Can all of these lines be returned exactly?

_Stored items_
>> Begin

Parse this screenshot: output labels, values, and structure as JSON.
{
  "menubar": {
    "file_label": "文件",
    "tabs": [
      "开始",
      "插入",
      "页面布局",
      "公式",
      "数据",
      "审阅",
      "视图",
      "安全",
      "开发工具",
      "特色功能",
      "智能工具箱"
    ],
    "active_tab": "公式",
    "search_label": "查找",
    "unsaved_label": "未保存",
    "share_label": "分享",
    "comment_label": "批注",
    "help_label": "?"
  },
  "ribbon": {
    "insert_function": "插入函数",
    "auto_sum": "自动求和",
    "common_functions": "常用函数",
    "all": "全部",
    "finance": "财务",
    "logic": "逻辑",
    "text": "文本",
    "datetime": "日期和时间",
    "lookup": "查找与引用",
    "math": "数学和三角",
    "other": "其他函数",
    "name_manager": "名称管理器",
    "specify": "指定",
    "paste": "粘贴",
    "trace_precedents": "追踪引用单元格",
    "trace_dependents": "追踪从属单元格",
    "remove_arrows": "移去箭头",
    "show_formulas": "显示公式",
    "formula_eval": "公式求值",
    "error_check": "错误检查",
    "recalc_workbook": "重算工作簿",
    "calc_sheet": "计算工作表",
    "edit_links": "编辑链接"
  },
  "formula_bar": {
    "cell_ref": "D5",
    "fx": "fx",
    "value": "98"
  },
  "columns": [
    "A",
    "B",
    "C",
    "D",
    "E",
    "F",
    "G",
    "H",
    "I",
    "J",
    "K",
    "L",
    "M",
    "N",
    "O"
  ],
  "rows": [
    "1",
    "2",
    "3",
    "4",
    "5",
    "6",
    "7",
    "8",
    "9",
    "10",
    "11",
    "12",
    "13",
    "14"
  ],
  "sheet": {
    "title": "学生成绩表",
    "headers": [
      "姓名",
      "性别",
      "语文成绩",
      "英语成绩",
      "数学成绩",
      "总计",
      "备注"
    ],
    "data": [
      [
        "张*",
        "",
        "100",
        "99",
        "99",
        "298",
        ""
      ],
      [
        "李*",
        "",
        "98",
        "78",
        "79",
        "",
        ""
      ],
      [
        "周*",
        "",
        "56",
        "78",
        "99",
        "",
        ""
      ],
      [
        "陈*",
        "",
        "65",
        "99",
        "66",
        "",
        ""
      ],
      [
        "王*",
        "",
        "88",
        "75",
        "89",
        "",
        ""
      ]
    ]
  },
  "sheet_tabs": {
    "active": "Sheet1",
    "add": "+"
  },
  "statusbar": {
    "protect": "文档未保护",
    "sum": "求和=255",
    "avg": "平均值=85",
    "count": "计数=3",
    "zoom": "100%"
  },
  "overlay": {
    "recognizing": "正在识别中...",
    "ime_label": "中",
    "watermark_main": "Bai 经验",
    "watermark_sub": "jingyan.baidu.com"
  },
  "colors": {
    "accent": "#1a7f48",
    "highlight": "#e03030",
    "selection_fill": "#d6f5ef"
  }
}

>> End

_Result for this exercise_
Parse this screenshot: output labels, values, and structure as JSON.
{
  "menubar": {
    "file_label": "文件",
    "tabs": [
      "开始",
      "插入",
      "页面布局",
      "公式",
      "数据",
      "审阅",
      "视图",
      "安全",
      "开发工具",
      "特色功能",
      "智能工具箱"
    ],
    "active_tab": "公式",
    "search_label": "查找",
    "unsaved_label": "未保存",
    "share_label": "分享",
    "comment_label": "批注",
    "help_label": "?"
  },
  "ribbon": {
    "insert_function": "插入函数",
    "auto_sum": "自动求和",
    "common_functions": "常用函数",
    "all": "全部",
    "finance": "财务",
    "logic": "逻辑",
    "text": "文本",
    "datetime": "日期和时间",
    "lookup": "查找与引用",
    "math": "数学和三角",
    "other": "其他函数",
    "name_manager": "名称管理器",
    "specify": "指定",
    "paste": "粘贴",
    "trace_precedents": "追踪引用单元格",
    "trace_dependents": "追踪从属单元格",
    "remove_arrows": "移去箭头",
    "show_formulas": "显示公式",
    "formula_eval": "公式求值",
    "error_check": "错误检查",
    "recalc_workbook": "重算工作簿",
    "calc_sheet": "计算工作表",
    "edit_links": "编辑链接"
  },
  "formula_bar": {
    "cell_ref": "D5",
    "fx": "fx",
    "value": "98"
  },
  "columns": [
    "A",
    "B",
    "C",
    "D",
    "E",
    "F",
    "G",
    "H",
    "I",
    "J",
    "K",
    "L",
    "M",
    "N",
    "O"
  ],
  "rows": [
    "1",
    "2",
    "3",
    "4",
    "5",
    "6",
    "7",
    "8",
    "9",
    "10",
    "11",
    "12",
    "13",
    "14"
  ],
  "sheet": {
    "title": "学生成绩表",
    "headers": [
      "姓名",
      "性别",
      "语文成绩",
      "英语成绩",
      "数学成绩",
      "总计",
      "备注"
    ],
    "data": [
      [
        "张*",
        "",
        "100",
        "99",
        "99",
        "298",
        ""
      ],
      [
        "李*",
        "",
        "98",
        "78",
        "79",
        "",
        ""
      ],
      [
        "周*",
        "",
        "56",
        "78",
        "99",
        "",
        ""
      ],
      [
        "陈*",
        "",
        "65",
        "99",
        "66",
        "",
        ""
      ],
      [
        "王*",
        "",
        "88",
        "75",
        "89",
        "",
        ""
      ]
    ]
  },
  "sheet_tabs": {
    "active": "Sheet1",
    "add": "+"
  },
  "statusbar": {
    "protect": "文档未保护",
    "sum": "求和=255",
    "avg": "平均值=85",
    "count": "计数=3",
    "zoom": "100%"
  },
  "overlay": {
    "recognizing": "正在识别中...",
    "ime_label": "中",
    "watermark_main": "Bai 经验",
    "watermark_sub": "jingyan.baidu.com"
  },
  "colors": {
    "accent": "#1a7f48",
    "highlight": "#e03030",
    "selection_fill": "#d6f5ef"
  }
}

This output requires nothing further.